▶ [To do]
Copy out each line of the entries below word for word, leaving nothing out and changing nothing.

-- START OF Dataset extract --

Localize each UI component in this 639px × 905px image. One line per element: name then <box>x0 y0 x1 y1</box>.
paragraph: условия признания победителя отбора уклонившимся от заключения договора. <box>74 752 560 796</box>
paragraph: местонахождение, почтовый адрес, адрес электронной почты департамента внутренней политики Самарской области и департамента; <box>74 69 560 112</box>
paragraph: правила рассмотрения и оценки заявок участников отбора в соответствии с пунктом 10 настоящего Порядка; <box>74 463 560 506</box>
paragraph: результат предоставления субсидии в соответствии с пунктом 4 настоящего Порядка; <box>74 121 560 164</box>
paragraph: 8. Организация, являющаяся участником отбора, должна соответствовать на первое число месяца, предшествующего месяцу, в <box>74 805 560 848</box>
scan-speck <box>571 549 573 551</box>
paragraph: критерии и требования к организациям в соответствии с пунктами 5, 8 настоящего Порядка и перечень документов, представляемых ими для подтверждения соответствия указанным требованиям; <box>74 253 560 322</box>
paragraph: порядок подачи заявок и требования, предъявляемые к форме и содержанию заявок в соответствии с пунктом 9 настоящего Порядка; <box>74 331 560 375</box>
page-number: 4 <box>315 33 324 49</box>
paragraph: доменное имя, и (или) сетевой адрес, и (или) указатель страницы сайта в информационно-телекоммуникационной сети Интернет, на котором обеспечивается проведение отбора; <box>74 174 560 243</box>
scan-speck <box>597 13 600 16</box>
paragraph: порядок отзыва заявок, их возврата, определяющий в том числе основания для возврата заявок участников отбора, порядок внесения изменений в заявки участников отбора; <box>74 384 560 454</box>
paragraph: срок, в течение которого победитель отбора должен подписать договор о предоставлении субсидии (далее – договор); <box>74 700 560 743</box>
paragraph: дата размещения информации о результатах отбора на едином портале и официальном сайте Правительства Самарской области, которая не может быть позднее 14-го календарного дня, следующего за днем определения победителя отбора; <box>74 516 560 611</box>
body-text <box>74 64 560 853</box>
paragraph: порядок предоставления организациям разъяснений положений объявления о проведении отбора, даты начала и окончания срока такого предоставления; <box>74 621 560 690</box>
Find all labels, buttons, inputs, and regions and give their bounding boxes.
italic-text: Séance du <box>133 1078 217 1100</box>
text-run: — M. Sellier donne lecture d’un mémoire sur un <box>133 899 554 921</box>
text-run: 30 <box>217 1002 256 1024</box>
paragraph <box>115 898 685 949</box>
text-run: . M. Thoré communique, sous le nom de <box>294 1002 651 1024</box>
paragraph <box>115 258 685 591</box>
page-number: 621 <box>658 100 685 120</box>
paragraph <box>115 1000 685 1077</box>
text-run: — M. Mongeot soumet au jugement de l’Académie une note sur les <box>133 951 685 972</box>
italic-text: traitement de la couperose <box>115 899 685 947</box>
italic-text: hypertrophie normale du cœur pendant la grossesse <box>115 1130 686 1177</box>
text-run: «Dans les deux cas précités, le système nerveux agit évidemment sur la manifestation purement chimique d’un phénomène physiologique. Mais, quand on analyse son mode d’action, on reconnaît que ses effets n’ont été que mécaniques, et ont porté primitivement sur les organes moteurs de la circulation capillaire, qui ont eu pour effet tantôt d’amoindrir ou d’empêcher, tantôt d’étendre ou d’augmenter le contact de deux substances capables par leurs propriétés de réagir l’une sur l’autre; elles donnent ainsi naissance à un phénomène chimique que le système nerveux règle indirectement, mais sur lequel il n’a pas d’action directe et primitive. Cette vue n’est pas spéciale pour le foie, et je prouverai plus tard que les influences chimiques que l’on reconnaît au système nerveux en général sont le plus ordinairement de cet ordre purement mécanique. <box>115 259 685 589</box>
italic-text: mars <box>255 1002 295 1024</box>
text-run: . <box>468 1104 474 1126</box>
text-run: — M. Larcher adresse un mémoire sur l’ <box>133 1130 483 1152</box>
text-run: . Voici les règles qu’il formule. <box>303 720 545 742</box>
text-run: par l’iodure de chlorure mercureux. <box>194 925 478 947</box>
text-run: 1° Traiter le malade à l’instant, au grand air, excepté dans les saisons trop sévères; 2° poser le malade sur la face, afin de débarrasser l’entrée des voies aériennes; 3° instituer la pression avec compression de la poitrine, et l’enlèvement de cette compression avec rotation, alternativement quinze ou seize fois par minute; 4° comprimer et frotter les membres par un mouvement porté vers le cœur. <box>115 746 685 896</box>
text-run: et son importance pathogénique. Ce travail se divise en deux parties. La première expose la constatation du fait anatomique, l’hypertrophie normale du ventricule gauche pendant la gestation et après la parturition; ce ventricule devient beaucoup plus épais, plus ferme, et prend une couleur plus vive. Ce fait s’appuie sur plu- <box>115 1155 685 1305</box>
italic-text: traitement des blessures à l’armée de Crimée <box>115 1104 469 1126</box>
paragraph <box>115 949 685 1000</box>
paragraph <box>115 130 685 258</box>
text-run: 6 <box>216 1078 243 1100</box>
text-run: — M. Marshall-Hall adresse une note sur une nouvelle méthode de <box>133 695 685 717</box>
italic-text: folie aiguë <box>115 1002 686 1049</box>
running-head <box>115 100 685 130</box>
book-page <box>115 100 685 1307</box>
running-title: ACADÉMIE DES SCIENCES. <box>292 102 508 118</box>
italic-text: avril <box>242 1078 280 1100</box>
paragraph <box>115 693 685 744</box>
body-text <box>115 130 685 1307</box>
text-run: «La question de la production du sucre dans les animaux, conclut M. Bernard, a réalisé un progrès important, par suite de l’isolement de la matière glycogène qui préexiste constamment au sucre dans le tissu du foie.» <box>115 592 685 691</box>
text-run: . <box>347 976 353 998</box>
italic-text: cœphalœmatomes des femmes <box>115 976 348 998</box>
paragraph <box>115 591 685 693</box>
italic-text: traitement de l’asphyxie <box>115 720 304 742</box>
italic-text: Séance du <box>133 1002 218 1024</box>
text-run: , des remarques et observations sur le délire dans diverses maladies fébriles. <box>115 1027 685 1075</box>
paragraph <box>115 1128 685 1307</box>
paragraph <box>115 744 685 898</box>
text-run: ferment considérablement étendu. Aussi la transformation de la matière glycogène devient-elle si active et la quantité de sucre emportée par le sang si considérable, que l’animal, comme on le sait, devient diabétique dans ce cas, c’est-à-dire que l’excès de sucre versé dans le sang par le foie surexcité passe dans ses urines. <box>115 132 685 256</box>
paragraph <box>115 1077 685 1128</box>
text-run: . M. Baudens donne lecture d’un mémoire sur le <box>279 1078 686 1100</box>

-- END OF Dataset extract --

▶ [Worked solution]
Localize each UI component in this 639px × 905px image. One line per element: name then <box>x0 y0 x1 y1</box>.
paragraph: условия признания победителя отбора уклонившимся от заключения договора. <box>74 752 560 796</box>
paragraph: местонахождение, почтовый адрес, адрес электронной почты департамента внутренней политики Самарской области и департамента; <box>74 69 560 112</box>
paragraph: правила рассмотрения и оценки заявок участников отбора в соответствии с пунктом 10 настоящего Порядка; <box>74 463 560 506</box>
paragraph: результат предоставления субсидии в соответствии с пунктом 4 настоящего Порядка; <box>74 121 560 164</box>
paragraph: 8. Организация, являющаяся участником отбора, должна соответствовать на первое число месяца, предшествующего месяцу, в <box>74 805 560 848</box>
scan-speck <box>571 549 573 551</box>
paragraph: критерии и требования к организациям в соответствии с пунктами 5, 8 настоящего Порядка и перечень документов, представляемых ими для подтверждения соответствия указанным требованиям; <box>74 253 560 322</box>
paragraph: порядок подачи заявок и требования, предъявляемые к форме и содержанию заявок в соответствии с пунктом 9 настоящего Порядка; <box>74 331 560 375</box>
page-number: 4 <box>315 33 324 49</box>
paragraph: доменное имя, и (или) сетевой адрес, и (или) указатель страницы сайта в информационно-телекоммуникационной сети Интернет, на котором обеспечивается проведение отбора; <box>74 174 560 243</box>
scan-speck <box>597 13 600 16</box>
paragraph: порядок отзыва заявок, их возврата, определяющий в том числе основания для возврата заявок участников отбора, порядок внесения изменений в заявки участников отбора; <box>74 384 560 454</box>
paragraph: срок, в течение которого победитель отбора должен подписать договор о предоставлении субсидии (далее – договор); <box>74 700 560 743</box>
paragraph: дата размещения информации о результатах отбора на едином портале и официальном сайте Правительства Самарской области, которая не может быть позднее 14-го календарного дня, следующего за днем определения победителя отбора; <box>74 516 560 611</box>
body-text <box>74 64 560 853</box>
paragraph: порядок предоставления организациям разъяснений положений объявления о проведении отбора, даты начала и окончания срока такого предоставления; <box>74 621 560 690</box>
Find all labels, buttons, inputs, and regions and give their bounding boxes.
italic-text: Séance du <box>133 1078 217 1100</box>
text-run: — M. Sellier donne lecture d’un mémoire sur un <box>133 899 554 921</box>
text-run: 30 <box>217 1002 256 1024</box>
paragraph <box>115 898 685 949</box>
text-run: . M. Thoré communique, sous le nom de <box>294 1002 651 1024</box>
paragraph <box>115 258 685 591</box>
page-number: 621 <box>658 100 685 120</box>
paragraph <box>115 1000 685 1077</box>
text-run: — M. Mongeot soumet au jugement de l’Académie une note sur les <box>133 951 685 972</box>
italic-text: traitement de la couperose <box>115 899 685 947</box>
italic-text: hypertrophie normale du cœur pendant la grossesse <box>115 1130 686 1177</box>
text-run: «Dans les deux cas précités, le système nerveux agit évidemment sur la manifestation purement chimique d’un phénomène physiologique. Mais, quand on analyse son mode d’action, on reconnaît que ses effets n’ont été que mécaniques, et ont porté primitivement sur les organes moteurs de la circulation capillaire, qui ont eu pour effet tantôt d’amoindrir ou d’empêcher, tantôt d’étendre ou d’augmenter le contact de deux substances capables par leurs propriétés de réagir l’une sur l’autre; elles donnent ainsi naissance à un phénomène chimique que le système nerveux règle indirectement, mais sur lequel il n’a pas d’action directe et primitive. Cette vue n’est pas spéciale pour le foie, et je prouverai plus tard que les influences chimiques que l’on reconnaît au système nerveux en général sont le plus ordinairement de cet ordre purement mécanique. <box>115 259 685 589</box>
italic-text: mars <box>255 1002 295 1024</box>
text-run: . <box>468 1104 474 1126</box>
text-run: — M. Larcher adresse un mémoire sur l’ <box>133 1130 483 1152</box>
text-run: . Voici les règles qu’il formule. <box>303 720 545 742</box>
text-run: par l’iodure de chlorure mercureux. <box>194 925 478 947</box>
text-run: 1° Traiter le malade à l’instant, au grand air, excepté dans les saisons trop sévères; 2° poser le malade sur la face, afin de débarrasser l’entrée des voies aériennes; 3° instituer la pression avec compression de la poitrine, et l’enlèvement de cette compression avec rotation, alternativement quinze ou seize fois par minute; 4° comprimer et frotter les membres par un mouvement porté vers le cœur. <box>115 746 685 896</box>
text-run: et son importance pathogénique. Ce travail se divise en deux parties. La première expose la constatation du fait anatomique, l’hypertrophie normale du ventricule gauche pendant la gestation et après la parturition; ce ventricule devient beaucoup plus épais, plus ferme, et prend une couleur plus vive. Ce fait s’appuie sur plu- <box>115 1155 685 1305</box>
italic-text: traitement des blessures à l’armée de Crimée <box>115 1104 469 1126</box>
paragraph <box>115 949 685 1000</box>
paragraph <box>115 130 685 258</box>
text-run: 6 <box>216 1078 243 1100</box>
text-run: — M. Marshall-Hall adresse une note sur une nouvelle méthode de <box>133 695 685 717</box>
italic-text: folie aiguë <box>115 1002 686 1049</box>
running-head <box>115 100 685 130</box>
book-page <box>115 100 685 1307</box>
running-title: ACADÉMIE DES SCIENCES. <box>292 102 508 118</box>
italic-text: avril <box>242 1078 280 1100</box>
paragraph <box>115 693 685 744</box>
body-text <box>115 130 685 1307</box>
text-run: «La question de la production du sucre dans les animaux, conclut M. Bernard, a réalisé un progrès important, par suite de l’isolement de la matière glycogène qui préexiste constamment au sucre dans le tissu du foie.» <box>115 592 685 691</box>
text-run: . <box>347 976 353 998</box>
italic-text: cœphalœmatomes des femmes <box>115 976 348 998</box>
paragraph <box>115 591 685 693</box>
italic-text: traitement de l’asphyxie <box>115 720 304 742</box>
italic-text: Séance du <box>133 1002 218 1024</box>
text-run: , des remarques et observations sur le délire dans diverses maladies fébriles. <box>115 1027 685 1075</box>
paragraph <box>115 1128 685 1307</box>
paragraph <box>115 744 685 898</box>
text-run: ferment considérablement étendu. Aussi la transformation de la matière glycogène devient-elle si active et la quantité de sucre emportée par le sang si considérable, que l’animal, comme on le sait, devient diabétique dans ce cas, c’est-à-dire que l’excès de sucre versé dans le sang par le foie surexcité passe dans ses urines. <box>115 132 685 256</box>
paragraph <box>115 1077 685 1128</box>
text-run: . M. Baudens donne lecture d’un mémoire sur le <box>279 1078 686 1100</box>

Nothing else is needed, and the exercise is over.